(Assignment A)
In the Panama Francis biography, which singer did Francis tour with for five years beginning in 1963?
(Assignment B)
Reproduce the Panama Francis biography word for word from "- Born: David" up to and including "in the 1950s.".

- Born: David Albert Francis December 21, 1918 Miami, Florida, US
- Died: November 13, 2001 (aged 82) Orlando, Florida, US
- Genres: Jazz, swing, R&B
- Occupation: Musician
- Instrument: Drums
- Years active: 1930s–1980s

= Panama Francis =

American drummer (1918–2001)

David Albert "Panama" Francis (December 21, 1918 – November 13, 2001) was an American swing jazz drummer who played on numerous hit recordings in the 1950s.

==Early life==
Francis was born in Miami, Florida, on December 21, 1918. His father was Haitian, and "his mother came from an English property-owning background in the Bahamas". His father collected records. The young David was enthusiastic about music and playing the drums even before attending school. He initially played in marching bands and local drum and bugle corps.

==Career==
Francis first played professionally in the 1930s. He was part of George Kelly's band from 1934 to 1938, and was then with the Florida Collegians in 1938. After moving to New York that year, he worked with Tab Smith, Billy Hicks, and Roy Eldridge before the 1940s. Francis acquired his nickname from Eldridge "at a moment when [Francis] was wearing a panama hat and Eldridge could not remember his new drummer's name".

Francis joined Lucky Millinder's big band in 1940, so often played at the Savoy Ballroom. After leaving Millinder he was with Willie Bryant's band (1946), and then Cab Calloway (1947–52); he was in three short films alongside the latter.

For much of the 1950s, Francis was a studio musician in New York, accompanying rhythm-and-blues and rock-and-roll groups and singers. The hits he played on included: Bobby Darin ("Splish Splash"); the Four Seasons ("Big Girls Don't Cry", "Walk Like a Man"); the Platters ("The Great Pretender", "My Prayer", "Only You", "Smoke Gets in Your Eyes"), Dion DiMucci "Runaround Sue", Neil Sedaka ("Calendar Girl"); and Jackie Wilson ("Reet Petite").

From 1963 Francis toured with singer Dinah Shore for five years. He then resided in California but struggled to find work. He toured Japan with saxophonist Sam "the Man" Taylor in 1970–71, and appeared on film again in 1972, in Lady Sings the Blues. Back in New York, Francis was part of Sy Oliver's nonet from 1973 to 1975, during which time he also appeared at jazz festivals and toured internationally with other bands. He revived the Savoy Sultans jazz and dance band in 1979, and he appeared regularly at the Rainbow Room in New York City for eight years from 1980. Francis became drummer in the Benny Goodman Quartet for concerts in 1982. He appeared in the 1994 film The Statesmen of Jazz as a member of the Statesmen of Jazz.

(Stored entries)
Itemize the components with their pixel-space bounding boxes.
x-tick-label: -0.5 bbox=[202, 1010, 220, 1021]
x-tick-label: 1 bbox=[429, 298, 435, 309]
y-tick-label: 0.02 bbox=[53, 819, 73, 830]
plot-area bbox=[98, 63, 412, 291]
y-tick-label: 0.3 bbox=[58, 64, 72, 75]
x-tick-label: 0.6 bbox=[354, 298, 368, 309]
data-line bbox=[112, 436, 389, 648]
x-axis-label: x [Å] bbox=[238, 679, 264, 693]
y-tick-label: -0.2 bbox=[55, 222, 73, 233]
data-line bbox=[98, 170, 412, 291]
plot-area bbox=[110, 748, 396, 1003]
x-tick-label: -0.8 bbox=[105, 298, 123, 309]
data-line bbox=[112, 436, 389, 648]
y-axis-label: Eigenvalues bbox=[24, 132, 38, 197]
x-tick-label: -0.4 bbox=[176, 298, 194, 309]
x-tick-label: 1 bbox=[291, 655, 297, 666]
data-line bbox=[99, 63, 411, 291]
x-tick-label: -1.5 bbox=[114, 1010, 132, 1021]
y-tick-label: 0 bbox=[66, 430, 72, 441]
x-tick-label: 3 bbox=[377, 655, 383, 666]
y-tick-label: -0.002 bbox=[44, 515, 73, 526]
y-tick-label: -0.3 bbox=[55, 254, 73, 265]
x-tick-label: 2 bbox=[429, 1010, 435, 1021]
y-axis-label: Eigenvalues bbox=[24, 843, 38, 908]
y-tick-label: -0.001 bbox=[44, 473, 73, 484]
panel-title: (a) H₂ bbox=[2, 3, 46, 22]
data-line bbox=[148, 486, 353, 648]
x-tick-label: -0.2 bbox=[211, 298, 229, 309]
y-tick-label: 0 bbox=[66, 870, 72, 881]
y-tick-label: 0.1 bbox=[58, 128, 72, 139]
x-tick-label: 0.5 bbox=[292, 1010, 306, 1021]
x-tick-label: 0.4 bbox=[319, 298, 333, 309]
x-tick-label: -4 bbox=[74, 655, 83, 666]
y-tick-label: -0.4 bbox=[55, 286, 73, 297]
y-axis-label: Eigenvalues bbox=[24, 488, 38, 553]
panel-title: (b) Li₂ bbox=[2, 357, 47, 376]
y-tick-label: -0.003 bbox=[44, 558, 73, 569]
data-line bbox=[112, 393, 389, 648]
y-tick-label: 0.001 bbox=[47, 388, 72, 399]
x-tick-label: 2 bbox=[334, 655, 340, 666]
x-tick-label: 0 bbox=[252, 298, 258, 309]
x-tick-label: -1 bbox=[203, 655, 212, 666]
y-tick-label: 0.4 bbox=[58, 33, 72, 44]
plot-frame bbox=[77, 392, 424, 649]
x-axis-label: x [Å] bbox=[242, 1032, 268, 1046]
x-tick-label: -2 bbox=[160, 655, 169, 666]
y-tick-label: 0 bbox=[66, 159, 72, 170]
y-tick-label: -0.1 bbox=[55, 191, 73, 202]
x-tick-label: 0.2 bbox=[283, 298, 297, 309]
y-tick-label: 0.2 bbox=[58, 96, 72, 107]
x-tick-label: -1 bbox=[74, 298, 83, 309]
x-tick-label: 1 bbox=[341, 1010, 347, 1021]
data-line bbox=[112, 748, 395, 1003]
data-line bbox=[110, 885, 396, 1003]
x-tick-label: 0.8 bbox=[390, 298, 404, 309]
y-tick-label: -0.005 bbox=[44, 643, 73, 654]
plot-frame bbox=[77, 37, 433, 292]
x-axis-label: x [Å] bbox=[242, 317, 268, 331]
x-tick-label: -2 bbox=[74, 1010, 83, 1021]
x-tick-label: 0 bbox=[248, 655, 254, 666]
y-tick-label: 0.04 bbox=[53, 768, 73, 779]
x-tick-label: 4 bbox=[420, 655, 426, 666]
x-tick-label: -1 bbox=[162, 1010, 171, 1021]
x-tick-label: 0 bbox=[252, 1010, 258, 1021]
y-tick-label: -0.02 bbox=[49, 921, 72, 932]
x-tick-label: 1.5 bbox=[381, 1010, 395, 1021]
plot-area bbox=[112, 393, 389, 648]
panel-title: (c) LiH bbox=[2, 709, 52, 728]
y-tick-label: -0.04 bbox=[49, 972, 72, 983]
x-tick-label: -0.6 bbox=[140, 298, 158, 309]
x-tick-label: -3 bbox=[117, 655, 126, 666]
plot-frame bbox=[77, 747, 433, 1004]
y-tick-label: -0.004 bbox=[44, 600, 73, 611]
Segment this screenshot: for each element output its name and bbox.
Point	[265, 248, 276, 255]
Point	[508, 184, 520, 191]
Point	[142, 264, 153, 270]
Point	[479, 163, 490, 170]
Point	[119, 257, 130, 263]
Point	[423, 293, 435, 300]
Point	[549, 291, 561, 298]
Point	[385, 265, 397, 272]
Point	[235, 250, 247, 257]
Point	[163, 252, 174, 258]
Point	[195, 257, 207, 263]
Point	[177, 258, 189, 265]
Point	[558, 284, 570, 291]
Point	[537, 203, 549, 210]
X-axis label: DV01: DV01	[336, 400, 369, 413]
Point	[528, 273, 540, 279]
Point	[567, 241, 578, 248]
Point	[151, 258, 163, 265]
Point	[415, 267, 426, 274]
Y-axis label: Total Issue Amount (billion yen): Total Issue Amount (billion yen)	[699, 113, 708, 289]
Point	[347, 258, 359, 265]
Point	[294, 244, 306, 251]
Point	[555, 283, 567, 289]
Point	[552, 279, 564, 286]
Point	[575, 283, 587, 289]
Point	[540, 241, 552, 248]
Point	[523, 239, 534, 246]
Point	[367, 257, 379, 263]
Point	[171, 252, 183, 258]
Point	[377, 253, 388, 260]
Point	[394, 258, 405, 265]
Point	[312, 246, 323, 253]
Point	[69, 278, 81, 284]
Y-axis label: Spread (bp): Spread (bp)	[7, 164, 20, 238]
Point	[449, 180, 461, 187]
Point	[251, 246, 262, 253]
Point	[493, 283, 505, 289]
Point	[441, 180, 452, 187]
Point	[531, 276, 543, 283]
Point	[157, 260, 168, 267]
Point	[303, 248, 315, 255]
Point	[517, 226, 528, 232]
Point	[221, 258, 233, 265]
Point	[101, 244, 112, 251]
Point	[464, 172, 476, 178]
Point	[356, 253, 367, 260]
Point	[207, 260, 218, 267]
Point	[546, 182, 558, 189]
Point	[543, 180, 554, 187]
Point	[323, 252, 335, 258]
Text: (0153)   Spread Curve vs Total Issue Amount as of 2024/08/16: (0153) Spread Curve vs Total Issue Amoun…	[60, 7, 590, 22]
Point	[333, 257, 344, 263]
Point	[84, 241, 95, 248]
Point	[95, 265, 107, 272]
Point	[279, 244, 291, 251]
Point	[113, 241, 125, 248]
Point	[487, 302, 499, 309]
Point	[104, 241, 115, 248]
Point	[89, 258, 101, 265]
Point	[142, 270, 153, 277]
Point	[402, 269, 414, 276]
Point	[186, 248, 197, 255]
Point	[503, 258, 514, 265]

(Final answer A)
Dinah Shore

(Final answer B)
- Born: David Albert Francis December 21, 1918 Miami, Florida, US
- Died: November 13, 2001 (aged 82) Orlando, Florida, US
- Genres: Jazz, swing, R&B
- Occupation: Musician
- Instrument: Drums
- Years active: 1930s–1980s

= Panama Francis =

American drummer (1918–2001)

David Albert "Panama" Francis (December 21, 1918 – November 13, 2001) was an American swing jazz drummer who played on numerous hit recordings in the 1950s.